RECORDS FOR THE EXERCISE.
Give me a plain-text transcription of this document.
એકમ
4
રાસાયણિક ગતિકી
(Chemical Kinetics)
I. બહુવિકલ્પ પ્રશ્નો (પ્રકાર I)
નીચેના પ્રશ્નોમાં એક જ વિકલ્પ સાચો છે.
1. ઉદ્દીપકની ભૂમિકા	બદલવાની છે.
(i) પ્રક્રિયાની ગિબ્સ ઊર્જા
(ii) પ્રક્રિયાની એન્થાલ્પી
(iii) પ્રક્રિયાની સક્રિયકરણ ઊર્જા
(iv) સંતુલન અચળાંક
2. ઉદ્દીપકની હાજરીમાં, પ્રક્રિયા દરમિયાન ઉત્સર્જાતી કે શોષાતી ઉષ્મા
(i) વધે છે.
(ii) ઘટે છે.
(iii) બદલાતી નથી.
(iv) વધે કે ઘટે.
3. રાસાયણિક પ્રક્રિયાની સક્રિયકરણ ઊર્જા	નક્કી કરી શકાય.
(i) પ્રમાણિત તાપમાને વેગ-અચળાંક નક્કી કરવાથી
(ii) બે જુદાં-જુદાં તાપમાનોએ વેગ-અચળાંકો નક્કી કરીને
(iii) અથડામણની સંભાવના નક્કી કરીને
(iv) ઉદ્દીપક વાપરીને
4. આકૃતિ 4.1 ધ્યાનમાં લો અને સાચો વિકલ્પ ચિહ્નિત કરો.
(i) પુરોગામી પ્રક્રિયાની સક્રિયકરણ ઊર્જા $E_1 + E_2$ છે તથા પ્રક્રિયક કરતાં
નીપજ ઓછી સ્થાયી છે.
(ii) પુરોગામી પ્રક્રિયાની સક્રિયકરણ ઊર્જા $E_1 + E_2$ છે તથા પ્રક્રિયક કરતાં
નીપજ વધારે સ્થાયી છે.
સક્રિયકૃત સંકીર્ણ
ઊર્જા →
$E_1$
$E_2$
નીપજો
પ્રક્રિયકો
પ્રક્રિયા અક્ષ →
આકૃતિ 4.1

==

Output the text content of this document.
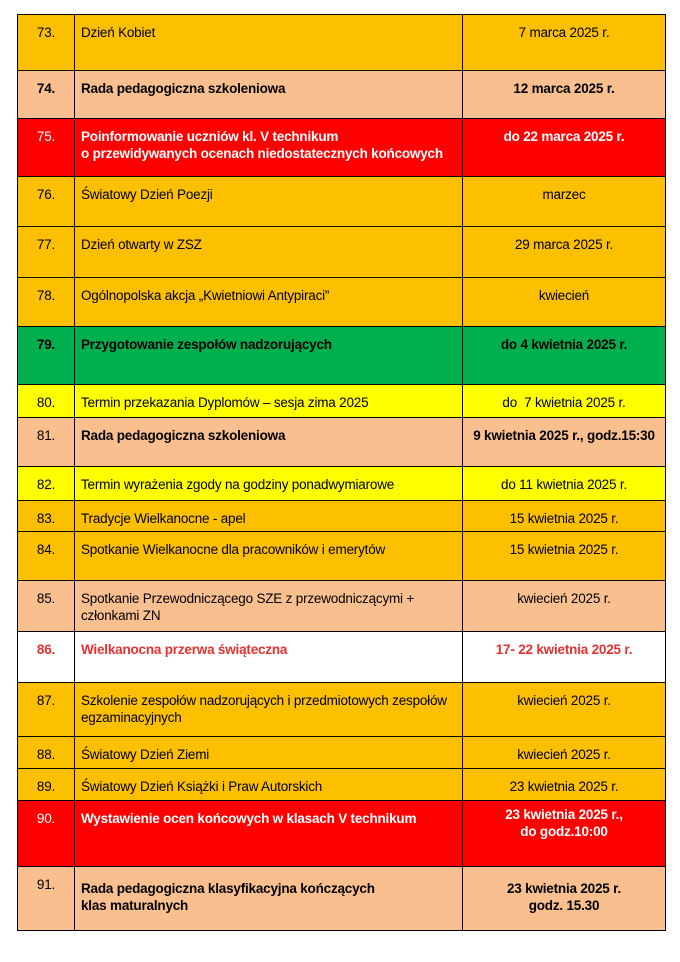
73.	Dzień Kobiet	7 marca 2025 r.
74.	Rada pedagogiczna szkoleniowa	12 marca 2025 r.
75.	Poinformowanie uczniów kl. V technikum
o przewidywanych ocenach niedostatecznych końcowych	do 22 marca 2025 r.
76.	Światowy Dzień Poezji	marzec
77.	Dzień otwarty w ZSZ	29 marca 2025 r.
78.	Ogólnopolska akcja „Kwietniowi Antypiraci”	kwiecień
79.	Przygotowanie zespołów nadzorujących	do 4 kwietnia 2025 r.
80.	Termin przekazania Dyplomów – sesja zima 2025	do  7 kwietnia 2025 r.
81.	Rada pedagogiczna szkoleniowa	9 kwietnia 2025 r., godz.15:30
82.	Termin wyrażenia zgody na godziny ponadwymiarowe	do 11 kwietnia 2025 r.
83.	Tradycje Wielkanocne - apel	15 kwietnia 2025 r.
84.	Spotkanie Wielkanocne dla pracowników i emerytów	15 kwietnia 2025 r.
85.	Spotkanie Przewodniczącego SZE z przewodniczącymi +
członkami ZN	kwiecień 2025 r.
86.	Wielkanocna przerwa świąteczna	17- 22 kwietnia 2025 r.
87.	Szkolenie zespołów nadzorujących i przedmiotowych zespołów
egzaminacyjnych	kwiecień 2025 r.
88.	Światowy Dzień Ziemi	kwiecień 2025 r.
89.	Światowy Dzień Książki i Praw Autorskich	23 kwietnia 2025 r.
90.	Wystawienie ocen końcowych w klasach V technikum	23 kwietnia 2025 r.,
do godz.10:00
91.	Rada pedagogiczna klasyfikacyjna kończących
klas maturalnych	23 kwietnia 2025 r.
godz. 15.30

EXERCISE. Show the lines of the records that contain the word "Światowy".

ANSWER FOR THIS EXERCISE.
76.	Światowy Dzień Poezji	marzec
88.	Światowy Dzień Ziemi	kwiecień 2025 r.
89.	Światowy Dzień Książki i Praw Autorskich	23 kwietnia 2025 r.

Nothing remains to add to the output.